Data items
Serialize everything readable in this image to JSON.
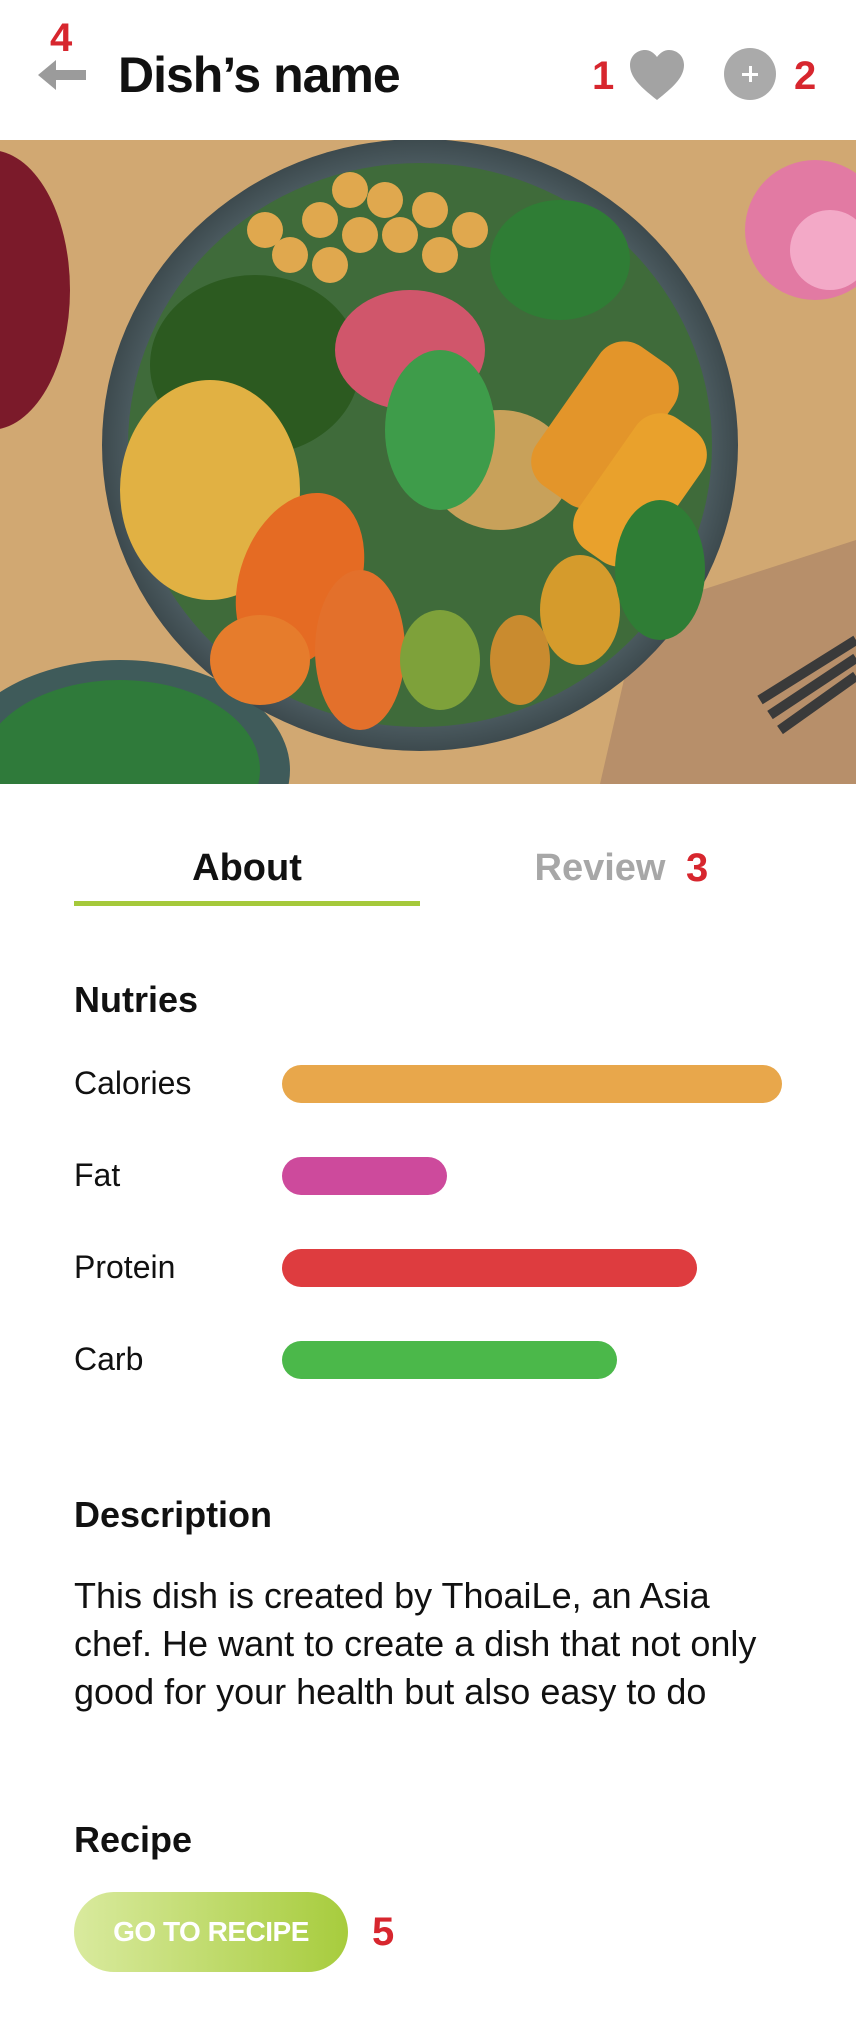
{
  "header": {
    "title": "Dish’s name"
  },
  "annotations": {
    "like": "1",
    "add": "2",
    "review": "3",
    "back": "4",
    "recipe_button": "5"
  },
  "tabs": [
    {
      "label": "About",
      "active": true
    },
    {
      "label": "Review",
      "active": false
    }
  ],
  "nutrition": {
    "title": "Nutries",
    "items": [
      {
        "label": "Calories",
        "level": 1.0,
        "color": "#e8a74b"
      },
      {
        "label": "Fat",
        "level": 0.33,
        "color": "#cd4a9c"
      },
      {
        "label": "Protein",
        "level": 0.83,
        "color": "#de3c3f"
      },
      {
        "label": "Carb",
        "level": 0.67,
        "color": "#4bb84a"
      }
    ]
  },
  "description": {
    "title": "Description",
    "text": "This dish is created by ThoaiLe, an Asia chef. He want to create a dish that not only good for your health but also easy to do"
  },
  "recipe": {
    "title": "Recipe",
    "button_label": "GO TO RECIPE"
  },
  "colors": {
    "accent": "#a5c93b",
    "annotation": "#d7262e",
    "inactive_tab": "#a7a7a7"
  },
  "icons": {
    "back": "arrow-left-icon",
    "like": "heart-icon",
    "add": "plus-circle-icon"
  }
}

▸ TASK DIRECTIONS
Once the pictures are set aside, please output all the data word for word.

▸ COMPLETED TASK
Serialize everything readable in this image to JSON.
{
  "header": {
    "title": "Dish’s name"
  },
  "annotations": {
    "like": "1",
    "add": "2",
    "review": "3",
    "back": "4",
    "recipe_button": "5"
  },
  "tabs": [
    {
      "label": "About",
      "active": true
    },
    {
      "label": "Review",
      "active": false
    }
  ],
  "nutrition": {
    "title": "Nutries",
    "items": [
      {
        "label": "Calories",
        "level": 1.0,
        "color": "#e8a74b"
      },
      {
        "label": "Fat",
        "level": 0.33,
        "color": "#cd4a9c"
      },
      {
        "label": "Protein",
        "level": 0.83,
        "color": "#de3c3f"
      },
      {
        "label": "Carb",
        "level": 0.67,
        "color": "#4bb84a"
      }
    ]
  },
  "description": {
    "title": "Description",
    "text": "This dish is created by ThoaiLe, an Asia chef. He want to create a dish that not only good for your health but also easy to do"
  },
  "recipe": {
    "title": "Recipe",
    "button_label": "GO TO RECIPE"
  },
  "colors": {
    "accent": "#a5c93b",
    "annotation": "#d7262e",
    "inactive_tab": "#a7a7a7"
  },
  "icons": {
    "back": "arrow-left-icon",
    "like": "heart-icon",
    "add": "plus-circle-icon"
  }
}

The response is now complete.